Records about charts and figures
+ + + + +

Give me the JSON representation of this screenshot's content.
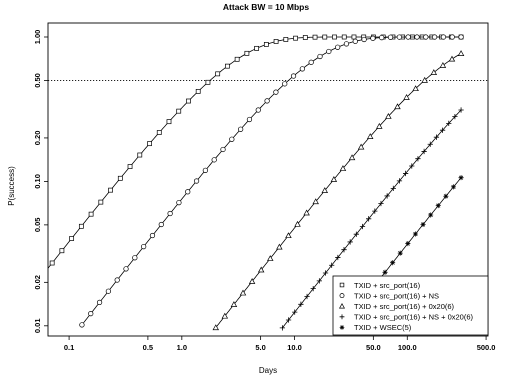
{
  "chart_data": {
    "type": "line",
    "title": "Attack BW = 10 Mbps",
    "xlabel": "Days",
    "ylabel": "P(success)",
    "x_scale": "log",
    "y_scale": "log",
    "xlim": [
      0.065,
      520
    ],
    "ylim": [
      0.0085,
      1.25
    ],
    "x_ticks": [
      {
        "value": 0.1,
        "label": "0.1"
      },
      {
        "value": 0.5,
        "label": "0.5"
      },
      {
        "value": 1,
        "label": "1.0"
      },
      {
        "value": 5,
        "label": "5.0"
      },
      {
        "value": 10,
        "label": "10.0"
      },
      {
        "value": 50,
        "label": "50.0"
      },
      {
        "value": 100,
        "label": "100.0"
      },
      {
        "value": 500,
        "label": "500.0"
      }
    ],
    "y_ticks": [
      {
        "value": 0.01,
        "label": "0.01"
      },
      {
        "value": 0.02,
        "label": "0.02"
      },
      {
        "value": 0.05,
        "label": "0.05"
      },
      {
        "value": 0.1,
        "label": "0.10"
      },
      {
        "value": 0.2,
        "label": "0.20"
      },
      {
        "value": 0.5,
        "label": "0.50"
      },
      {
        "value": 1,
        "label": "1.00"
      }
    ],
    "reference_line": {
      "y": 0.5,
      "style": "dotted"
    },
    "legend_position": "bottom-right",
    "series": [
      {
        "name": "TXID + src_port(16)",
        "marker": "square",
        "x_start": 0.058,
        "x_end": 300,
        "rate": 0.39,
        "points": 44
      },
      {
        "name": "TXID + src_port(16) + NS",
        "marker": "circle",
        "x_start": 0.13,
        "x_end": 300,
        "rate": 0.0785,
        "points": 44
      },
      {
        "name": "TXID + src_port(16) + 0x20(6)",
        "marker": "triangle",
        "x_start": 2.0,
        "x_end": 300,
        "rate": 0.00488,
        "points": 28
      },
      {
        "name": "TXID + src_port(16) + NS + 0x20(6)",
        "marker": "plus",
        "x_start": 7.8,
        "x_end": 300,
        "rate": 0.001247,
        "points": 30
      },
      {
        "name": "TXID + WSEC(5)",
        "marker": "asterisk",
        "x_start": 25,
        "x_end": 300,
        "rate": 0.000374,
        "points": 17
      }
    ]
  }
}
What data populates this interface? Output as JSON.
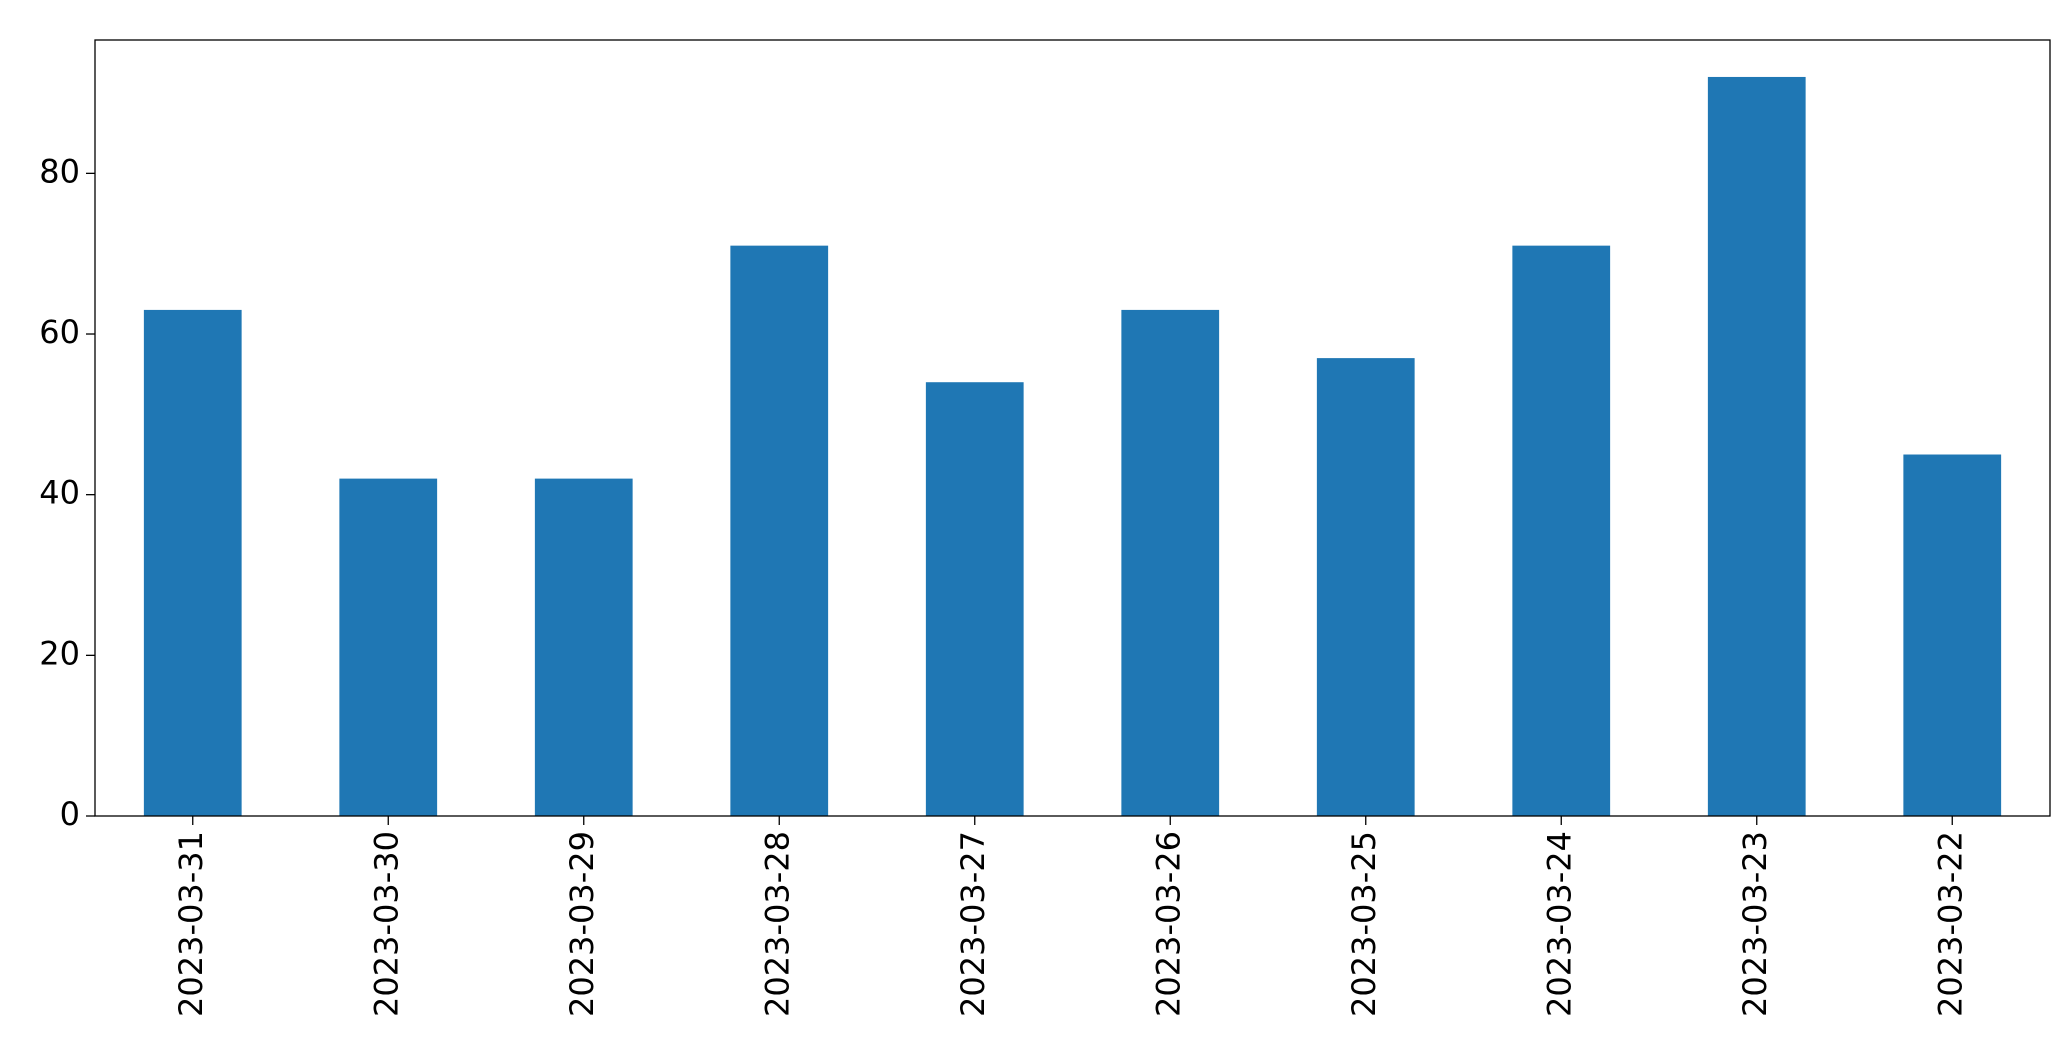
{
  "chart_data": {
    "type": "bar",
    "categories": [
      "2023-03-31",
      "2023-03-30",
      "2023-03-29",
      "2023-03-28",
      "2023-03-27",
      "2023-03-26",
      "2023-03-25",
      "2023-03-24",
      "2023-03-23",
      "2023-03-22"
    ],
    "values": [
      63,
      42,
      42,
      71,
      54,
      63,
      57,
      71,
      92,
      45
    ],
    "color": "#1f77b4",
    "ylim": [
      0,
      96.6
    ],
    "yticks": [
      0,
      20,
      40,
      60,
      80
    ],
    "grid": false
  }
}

+ + + + +

:: What is expected ::
In the entries above, identify each line that includes the string "this", then copy it.

:: Solution ::
Give me the JSON representation of this screenshot's content.
What data populates this interface? Output as JSON.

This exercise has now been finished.